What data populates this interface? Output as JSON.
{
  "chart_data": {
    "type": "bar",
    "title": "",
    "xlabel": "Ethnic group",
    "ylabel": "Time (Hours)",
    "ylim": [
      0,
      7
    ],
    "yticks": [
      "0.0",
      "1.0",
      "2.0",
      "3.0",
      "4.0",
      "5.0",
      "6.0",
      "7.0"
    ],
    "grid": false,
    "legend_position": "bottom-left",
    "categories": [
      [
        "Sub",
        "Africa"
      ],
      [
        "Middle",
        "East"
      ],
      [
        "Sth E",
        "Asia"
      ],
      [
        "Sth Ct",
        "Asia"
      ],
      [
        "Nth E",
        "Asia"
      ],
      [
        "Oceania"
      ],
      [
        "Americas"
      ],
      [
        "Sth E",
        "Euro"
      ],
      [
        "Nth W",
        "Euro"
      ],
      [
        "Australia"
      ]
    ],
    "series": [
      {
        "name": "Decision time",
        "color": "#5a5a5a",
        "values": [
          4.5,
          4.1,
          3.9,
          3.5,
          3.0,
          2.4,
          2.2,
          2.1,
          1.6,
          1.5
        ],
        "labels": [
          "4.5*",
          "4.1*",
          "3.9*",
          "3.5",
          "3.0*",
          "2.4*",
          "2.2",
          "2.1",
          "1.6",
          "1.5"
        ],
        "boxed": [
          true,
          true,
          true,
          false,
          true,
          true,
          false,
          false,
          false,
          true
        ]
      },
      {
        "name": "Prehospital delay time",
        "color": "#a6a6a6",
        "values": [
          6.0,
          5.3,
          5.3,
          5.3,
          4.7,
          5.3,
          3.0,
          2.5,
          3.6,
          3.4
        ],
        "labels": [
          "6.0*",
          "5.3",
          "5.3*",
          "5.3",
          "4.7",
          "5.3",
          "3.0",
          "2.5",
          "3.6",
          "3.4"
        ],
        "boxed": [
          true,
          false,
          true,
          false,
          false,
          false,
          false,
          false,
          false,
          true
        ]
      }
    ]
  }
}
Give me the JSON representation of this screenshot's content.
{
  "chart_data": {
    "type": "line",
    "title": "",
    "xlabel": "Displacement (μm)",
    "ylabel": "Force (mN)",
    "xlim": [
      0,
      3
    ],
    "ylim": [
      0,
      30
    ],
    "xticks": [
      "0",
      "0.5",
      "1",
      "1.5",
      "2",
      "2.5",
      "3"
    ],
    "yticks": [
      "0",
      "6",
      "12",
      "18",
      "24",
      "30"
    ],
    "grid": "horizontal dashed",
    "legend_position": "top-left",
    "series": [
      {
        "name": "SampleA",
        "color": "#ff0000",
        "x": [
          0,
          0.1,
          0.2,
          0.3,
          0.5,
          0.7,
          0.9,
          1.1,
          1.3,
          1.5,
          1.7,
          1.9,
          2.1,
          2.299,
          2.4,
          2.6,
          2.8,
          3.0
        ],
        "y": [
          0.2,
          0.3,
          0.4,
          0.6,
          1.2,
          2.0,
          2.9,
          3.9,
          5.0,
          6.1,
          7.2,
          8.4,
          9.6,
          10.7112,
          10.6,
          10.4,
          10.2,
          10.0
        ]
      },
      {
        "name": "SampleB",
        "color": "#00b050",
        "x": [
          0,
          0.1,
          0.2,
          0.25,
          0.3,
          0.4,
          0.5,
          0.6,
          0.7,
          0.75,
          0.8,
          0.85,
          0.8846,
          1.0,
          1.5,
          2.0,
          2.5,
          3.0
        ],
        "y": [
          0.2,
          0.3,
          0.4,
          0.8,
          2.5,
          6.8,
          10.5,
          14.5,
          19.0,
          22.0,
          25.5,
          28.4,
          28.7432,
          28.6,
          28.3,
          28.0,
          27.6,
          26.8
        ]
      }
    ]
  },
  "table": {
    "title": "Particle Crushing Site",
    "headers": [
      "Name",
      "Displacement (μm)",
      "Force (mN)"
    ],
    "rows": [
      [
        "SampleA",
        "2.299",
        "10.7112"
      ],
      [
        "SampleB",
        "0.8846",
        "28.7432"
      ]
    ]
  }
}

• _Work to complete_
Please quote every record above exactly as it appears.

• _Correct response_
What data populates this interface? Output as JSON.
{
  "chart_data": {
    "type": "bar",
    "title": "",
    "xlabel": "Ethnic group",
    "ylabel": "Time (Hours)",
    "ylim": [
      0,
      7
    ],
    "yticks": [
      "0.0",
      "1.0",
      "2.0",
      "3.0",
      "4.0",
      "5.0",
      "6.0",
      "7.0"
    ],
    "grid": false,
    "legend_position": "bottom-left",
    "categories": [
      [
        "Sub",
        "Africa"
      ],
      [
        "Middle",
        "East"
      ],
      [
        "Sth E",
        "Asia"
      ],
      [
        "Sth Ct",
        "Asia"
      ],
      [
        "Nth E",
        "Asia"
      ],
      [
        "Oceania"
      ],
      [
        "Americas"
      ],
      [
        "Sth E",
        "Euro"
      ],
      [
        "Nth W",
        "Euro"
      ],
      [
        "Australia"
      ]
    ],
    "series": [
      {
        "name": "Decision time",
        "color": "#5a5a5a",
        "values": [
          4.5,
          4.1,
          3.9,
          3.5,
          3.0,
          2.4,
          2.2,
          2.1,
          1.6,
          1.5
        ],
        "labels": [
          "4.5*",
          "4.1*",
          "3.9*",
          "3.5",
          "3.0*",
          "2.4*",
          "2.2",
          "2.1",
          "1.6",
          "1.5"
        ],
        "boxed": [
          true,
          true,
          true,
          false,
          true,
          true,
          false,
          false,
          false,
          true
        ]
      },
      {
        "name": "Prehospital delay time",
        "color": "#a6a6a6",
        "values": [
          6.0,
          5.3,
          5.3,
          5.3,
          4.7,
          5.3,
          3.0,
          2.5,
          3.6,
          3.4
        ],
        "labels": [
          "6.0*",
          "5.3",
          "5.3*",
          "5.3",
          "4.7",
          "5.3",
          "3.0",
          "2.5",
          "3.6",
          "3.4"
        ],
        "boxed": [
          true,
          false,
          true,
          false,
          false,
          false,
          false,
          false,
          false,
          true
        ]
      }
    ]
  }
}
Give me the JSON representation of this screenshot's content.
{
  "chart_data": {
    "type": "line",
    "title": "",
    "xlabel": "Displacement (μm)",
    "ylabel": "Force (mN)",
    "xlim": [
      0,
      3
    ],
    "ylim": [
      0,
      30
    ],
    "xticks": [
      "0",
      "0.5",
      "1",
      "1.5",
      "2",
      "2.5",
      "3"
    ],
    "yticks": [
      "0",
      "6",
      "12",
      "18",
      "24",
      "30"
    ],
    "grid": "horizontal dashed",
    "legend_position": "top-left",
    "series": [
      {
        "name": "SampleA",
        "color": "#ff0000",
        "x": [
          0,
          0.1,
          0.2,
          0.3,
          0.5,
          0.7,
          0.9,
          1.1,
          1.3,
          1.5,
          1.7,
          1.9,
          2.1,
          2.299,
          2.4,
          2.6,
          2.8,
          3.0
        ],
        "y": [
          0.2,
          0.3,
          0.4,
          0.6,
          1.2,
          2.0,
          2.9,
          3.9,
          5.0,
          6.1,
          7.2,
          8.4,
          9.6,
          10.7112,
          10.6,
          10.4,
          10.2,
          10.0
        ]
      },
      {
        "name": "SampleB",
        "color": "#00b050",
        "x": [
          0,
          0.1,
          0.2,
          0.25,
          0.3,
          0.4,
          0.5,
          0.6,
          0.7,
          0.75,
          0.8,
          0.85,
          0.8846,
          1.0,
          1.5,
          2.0,
          2.5,
          3.0
        ],
        "y": [
          0.2,
          0.3,
          0.4,
          0.8,
          2.5,
          6.8,
          10.5,
          14.5,
          19.0,
          22.0,
          25.5,
          28.4,
          28.7432,
          28.6,
          28.3,
          28.0,
          27.6,
          26.8
        ]
      }
    ]
  },
  "table": {
    "title": "Particle Crushing Site",
    "headers": [
      "Name",
      "Displacement (μm)",
      "Force (mN)"
    ],
    "rows": [
      [
        "SampleA",
        "2.299",
        "10.7112"
      ],
      [
        "SampleB",
        "0.8846",
        "28.7432"
      ]
    ]
  }
}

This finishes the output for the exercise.